**YOUR GOAL**: Look through the listing below and report how many lines contain "поддержки", as a bare number.

**ITEMS**:
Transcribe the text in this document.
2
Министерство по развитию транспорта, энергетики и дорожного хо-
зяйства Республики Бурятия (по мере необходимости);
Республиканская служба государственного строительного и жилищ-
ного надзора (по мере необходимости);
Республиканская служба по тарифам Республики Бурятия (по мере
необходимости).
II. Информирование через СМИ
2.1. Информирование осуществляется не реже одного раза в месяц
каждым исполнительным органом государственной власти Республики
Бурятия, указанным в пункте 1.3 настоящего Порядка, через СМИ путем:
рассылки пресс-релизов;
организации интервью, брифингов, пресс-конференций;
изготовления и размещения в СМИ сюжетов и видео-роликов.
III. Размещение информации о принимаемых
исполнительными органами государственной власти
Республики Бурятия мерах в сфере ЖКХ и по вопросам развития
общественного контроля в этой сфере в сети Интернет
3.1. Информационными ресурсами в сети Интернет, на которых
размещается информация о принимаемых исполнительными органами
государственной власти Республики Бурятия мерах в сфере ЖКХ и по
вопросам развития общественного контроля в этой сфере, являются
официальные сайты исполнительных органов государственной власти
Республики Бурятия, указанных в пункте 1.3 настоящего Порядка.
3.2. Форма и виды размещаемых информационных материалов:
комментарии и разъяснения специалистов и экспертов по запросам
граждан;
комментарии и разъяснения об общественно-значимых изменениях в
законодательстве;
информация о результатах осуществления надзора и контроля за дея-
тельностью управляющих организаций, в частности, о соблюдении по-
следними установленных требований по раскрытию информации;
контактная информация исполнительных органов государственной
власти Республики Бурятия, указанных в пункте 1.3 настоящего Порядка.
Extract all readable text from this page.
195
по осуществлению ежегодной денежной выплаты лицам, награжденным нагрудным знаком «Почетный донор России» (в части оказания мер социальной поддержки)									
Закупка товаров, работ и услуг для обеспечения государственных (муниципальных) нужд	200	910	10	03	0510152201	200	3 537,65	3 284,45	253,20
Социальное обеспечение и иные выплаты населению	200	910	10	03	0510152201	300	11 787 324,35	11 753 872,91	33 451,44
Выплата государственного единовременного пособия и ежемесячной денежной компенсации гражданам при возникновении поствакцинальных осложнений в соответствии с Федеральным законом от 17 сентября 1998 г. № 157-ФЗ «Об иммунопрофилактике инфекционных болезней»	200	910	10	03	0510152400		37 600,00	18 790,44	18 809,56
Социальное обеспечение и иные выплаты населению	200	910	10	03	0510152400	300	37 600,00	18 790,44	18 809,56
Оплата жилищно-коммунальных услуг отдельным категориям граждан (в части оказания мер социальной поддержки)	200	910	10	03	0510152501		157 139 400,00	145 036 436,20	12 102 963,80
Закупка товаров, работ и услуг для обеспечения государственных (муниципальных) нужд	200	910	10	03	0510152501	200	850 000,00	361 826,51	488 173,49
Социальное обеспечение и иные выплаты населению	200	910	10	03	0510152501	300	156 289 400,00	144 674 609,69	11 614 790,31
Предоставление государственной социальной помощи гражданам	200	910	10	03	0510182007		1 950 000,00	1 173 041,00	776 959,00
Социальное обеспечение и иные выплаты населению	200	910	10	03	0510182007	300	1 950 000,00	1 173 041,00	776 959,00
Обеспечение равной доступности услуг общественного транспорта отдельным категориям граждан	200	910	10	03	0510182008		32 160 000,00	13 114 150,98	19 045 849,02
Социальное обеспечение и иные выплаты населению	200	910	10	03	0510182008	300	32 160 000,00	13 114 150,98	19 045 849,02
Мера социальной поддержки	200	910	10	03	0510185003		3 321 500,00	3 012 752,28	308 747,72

**RESULT FOR THIS EXERCISE**: 3